═══ Listing ═══
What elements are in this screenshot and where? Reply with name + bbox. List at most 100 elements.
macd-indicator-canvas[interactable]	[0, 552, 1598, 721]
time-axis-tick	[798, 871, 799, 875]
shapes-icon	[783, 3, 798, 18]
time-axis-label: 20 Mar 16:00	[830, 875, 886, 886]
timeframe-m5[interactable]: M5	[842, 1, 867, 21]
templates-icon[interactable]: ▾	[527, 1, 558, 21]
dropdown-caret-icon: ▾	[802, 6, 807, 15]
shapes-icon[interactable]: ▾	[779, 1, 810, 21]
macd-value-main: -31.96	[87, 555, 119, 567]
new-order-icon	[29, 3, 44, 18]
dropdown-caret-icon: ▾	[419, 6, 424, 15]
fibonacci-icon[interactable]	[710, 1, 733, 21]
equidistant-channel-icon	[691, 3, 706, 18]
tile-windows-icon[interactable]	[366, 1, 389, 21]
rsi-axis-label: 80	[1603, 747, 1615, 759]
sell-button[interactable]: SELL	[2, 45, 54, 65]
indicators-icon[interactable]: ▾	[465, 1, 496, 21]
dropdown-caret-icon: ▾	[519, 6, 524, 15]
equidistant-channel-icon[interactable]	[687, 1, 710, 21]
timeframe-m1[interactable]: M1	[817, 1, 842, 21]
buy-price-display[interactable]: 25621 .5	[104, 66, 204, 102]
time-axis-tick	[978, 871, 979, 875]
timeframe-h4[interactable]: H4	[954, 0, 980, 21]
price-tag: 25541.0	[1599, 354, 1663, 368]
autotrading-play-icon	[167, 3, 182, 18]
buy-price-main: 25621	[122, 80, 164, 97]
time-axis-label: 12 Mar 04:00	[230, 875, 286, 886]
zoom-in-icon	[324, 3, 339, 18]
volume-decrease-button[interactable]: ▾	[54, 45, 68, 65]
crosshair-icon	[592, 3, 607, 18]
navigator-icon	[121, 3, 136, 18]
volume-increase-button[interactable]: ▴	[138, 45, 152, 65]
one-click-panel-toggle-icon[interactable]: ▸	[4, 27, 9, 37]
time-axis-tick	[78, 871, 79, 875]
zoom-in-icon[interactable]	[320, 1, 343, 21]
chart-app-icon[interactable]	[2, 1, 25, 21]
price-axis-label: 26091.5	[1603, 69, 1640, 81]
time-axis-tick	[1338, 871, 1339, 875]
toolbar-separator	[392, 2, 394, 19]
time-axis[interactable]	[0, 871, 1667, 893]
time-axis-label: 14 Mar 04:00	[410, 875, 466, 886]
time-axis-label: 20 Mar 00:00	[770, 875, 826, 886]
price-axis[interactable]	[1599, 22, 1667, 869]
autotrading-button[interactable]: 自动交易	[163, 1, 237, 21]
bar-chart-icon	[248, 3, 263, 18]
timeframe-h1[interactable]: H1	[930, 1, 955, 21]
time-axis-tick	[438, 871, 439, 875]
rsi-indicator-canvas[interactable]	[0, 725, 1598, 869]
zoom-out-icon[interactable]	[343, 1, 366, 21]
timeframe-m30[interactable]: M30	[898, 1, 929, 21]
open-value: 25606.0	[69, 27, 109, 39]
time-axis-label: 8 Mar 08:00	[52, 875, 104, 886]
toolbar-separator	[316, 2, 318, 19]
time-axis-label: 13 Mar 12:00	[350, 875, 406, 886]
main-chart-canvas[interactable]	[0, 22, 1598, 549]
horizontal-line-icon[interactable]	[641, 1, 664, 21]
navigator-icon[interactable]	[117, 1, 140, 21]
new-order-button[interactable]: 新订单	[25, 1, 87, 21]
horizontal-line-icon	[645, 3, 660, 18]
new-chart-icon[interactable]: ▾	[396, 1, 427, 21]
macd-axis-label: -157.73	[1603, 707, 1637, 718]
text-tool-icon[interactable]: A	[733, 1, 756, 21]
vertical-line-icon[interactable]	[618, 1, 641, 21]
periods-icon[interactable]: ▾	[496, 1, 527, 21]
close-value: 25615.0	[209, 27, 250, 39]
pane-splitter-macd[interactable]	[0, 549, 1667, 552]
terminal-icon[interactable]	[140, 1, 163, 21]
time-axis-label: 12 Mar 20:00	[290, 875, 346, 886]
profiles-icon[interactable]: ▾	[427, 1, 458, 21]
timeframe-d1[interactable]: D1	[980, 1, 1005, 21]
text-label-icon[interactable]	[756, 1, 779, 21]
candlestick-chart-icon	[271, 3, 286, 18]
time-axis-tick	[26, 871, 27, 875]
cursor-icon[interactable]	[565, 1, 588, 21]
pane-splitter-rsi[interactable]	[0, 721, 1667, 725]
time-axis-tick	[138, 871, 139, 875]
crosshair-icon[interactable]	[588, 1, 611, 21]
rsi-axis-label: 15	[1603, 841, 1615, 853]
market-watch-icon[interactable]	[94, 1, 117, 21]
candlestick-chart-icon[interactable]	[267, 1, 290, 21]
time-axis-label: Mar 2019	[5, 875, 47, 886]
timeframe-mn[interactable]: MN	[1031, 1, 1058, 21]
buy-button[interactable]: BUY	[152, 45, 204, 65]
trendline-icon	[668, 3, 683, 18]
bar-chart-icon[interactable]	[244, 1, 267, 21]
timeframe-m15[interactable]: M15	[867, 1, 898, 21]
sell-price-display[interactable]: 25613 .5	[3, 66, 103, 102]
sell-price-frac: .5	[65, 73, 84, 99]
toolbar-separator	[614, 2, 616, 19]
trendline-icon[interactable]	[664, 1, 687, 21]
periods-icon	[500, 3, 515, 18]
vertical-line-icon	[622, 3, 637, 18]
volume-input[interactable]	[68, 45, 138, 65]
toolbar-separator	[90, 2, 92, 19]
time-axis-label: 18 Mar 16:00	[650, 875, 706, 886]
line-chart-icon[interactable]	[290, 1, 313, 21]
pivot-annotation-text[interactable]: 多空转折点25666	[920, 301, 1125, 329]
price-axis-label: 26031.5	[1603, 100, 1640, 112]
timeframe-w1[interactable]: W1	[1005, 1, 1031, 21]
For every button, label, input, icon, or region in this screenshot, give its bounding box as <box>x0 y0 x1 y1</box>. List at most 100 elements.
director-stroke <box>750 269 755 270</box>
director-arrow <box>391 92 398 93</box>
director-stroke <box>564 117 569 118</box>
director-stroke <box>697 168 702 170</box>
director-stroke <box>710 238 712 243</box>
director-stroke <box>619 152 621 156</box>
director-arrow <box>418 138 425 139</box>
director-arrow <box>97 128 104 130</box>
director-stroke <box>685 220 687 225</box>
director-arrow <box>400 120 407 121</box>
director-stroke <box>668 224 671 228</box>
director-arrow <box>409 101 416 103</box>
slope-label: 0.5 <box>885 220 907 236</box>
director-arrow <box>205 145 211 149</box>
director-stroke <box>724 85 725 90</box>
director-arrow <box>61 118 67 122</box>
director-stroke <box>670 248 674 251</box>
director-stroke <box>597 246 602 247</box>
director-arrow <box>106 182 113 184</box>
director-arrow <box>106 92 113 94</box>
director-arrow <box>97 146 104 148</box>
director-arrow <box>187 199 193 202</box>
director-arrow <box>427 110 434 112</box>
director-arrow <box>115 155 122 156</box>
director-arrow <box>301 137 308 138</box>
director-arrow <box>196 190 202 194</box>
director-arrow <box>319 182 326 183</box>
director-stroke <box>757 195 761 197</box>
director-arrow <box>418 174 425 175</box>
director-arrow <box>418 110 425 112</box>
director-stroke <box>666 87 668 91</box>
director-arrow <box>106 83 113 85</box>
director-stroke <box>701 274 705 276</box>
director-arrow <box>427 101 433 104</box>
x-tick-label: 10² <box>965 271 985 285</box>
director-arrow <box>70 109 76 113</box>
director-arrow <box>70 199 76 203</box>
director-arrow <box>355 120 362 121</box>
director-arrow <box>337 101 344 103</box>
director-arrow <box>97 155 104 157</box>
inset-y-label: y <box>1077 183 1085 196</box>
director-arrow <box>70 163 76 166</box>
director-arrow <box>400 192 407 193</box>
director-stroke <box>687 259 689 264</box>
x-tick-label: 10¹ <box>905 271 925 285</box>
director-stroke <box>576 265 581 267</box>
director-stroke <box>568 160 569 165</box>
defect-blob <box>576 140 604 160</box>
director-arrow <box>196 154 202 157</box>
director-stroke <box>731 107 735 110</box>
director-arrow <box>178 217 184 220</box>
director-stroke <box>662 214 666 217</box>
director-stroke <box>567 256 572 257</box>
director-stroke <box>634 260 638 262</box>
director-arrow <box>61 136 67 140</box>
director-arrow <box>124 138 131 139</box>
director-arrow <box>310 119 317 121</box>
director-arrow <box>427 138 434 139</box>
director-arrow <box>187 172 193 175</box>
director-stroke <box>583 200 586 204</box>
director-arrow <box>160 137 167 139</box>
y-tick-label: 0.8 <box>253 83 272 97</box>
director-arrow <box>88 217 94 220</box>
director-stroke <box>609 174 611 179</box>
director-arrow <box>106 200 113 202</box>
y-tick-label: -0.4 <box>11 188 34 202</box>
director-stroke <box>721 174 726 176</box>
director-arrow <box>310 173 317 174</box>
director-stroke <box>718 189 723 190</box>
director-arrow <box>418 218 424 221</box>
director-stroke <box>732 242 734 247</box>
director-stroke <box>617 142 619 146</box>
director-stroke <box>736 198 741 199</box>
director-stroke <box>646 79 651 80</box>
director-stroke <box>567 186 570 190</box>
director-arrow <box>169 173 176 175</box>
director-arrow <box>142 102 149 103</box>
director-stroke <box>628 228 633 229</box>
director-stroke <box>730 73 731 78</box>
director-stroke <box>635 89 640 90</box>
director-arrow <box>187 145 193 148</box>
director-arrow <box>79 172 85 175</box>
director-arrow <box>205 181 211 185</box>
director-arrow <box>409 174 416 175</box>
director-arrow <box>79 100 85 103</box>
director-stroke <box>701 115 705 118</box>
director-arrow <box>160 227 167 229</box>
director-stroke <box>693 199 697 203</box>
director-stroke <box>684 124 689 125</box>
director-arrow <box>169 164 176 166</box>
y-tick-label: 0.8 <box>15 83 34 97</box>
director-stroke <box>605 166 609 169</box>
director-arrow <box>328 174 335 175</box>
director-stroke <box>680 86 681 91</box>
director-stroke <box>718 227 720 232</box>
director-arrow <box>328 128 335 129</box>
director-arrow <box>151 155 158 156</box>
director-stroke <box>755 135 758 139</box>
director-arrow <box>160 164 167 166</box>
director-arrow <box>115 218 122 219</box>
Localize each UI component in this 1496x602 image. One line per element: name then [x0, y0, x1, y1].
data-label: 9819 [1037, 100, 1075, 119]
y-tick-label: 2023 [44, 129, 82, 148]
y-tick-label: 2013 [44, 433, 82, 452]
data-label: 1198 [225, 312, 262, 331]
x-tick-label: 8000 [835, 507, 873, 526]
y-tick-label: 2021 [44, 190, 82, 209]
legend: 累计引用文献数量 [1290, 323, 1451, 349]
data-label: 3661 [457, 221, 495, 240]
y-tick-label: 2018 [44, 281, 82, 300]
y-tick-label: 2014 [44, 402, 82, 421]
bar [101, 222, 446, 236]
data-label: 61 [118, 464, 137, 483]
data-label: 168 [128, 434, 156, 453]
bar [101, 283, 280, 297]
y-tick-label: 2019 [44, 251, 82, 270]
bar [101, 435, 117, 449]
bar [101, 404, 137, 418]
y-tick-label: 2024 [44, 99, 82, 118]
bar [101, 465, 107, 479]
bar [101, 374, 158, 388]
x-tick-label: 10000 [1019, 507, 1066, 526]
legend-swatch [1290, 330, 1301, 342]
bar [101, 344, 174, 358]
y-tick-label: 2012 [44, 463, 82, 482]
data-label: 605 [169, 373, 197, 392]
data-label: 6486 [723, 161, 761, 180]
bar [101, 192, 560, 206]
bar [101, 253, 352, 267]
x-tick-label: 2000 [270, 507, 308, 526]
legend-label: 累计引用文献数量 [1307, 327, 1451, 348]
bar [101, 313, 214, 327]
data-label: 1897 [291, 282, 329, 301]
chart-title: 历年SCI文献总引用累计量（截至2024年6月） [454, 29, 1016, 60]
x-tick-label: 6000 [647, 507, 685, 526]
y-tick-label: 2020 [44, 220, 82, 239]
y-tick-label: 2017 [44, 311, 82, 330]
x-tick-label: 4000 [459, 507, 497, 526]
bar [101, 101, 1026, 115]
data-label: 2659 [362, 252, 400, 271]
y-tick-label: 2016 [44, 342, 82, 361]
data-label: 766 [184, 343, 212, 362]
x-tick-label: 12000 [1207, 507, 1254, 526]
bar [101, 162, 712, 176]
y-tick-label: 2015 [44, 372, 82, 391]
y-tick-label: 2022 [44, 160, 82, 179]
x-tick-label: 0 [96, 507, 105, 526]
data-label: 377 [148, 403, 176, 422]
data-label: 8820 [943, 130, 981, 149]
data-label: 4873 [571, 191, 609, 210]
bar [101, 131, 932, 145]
═══
> **Do this**: Identify every line of the data above that contains the string "caret" and copy those lines. Case counts.

> **Written response**:
dropdown-caret-icon: ▾	[802, 6, 807, 15]
dropdown-caret-icon: ▾	[419, 6, 424, 15]
dropdown-caret-icon: ▾	[519, 6, 524, 15]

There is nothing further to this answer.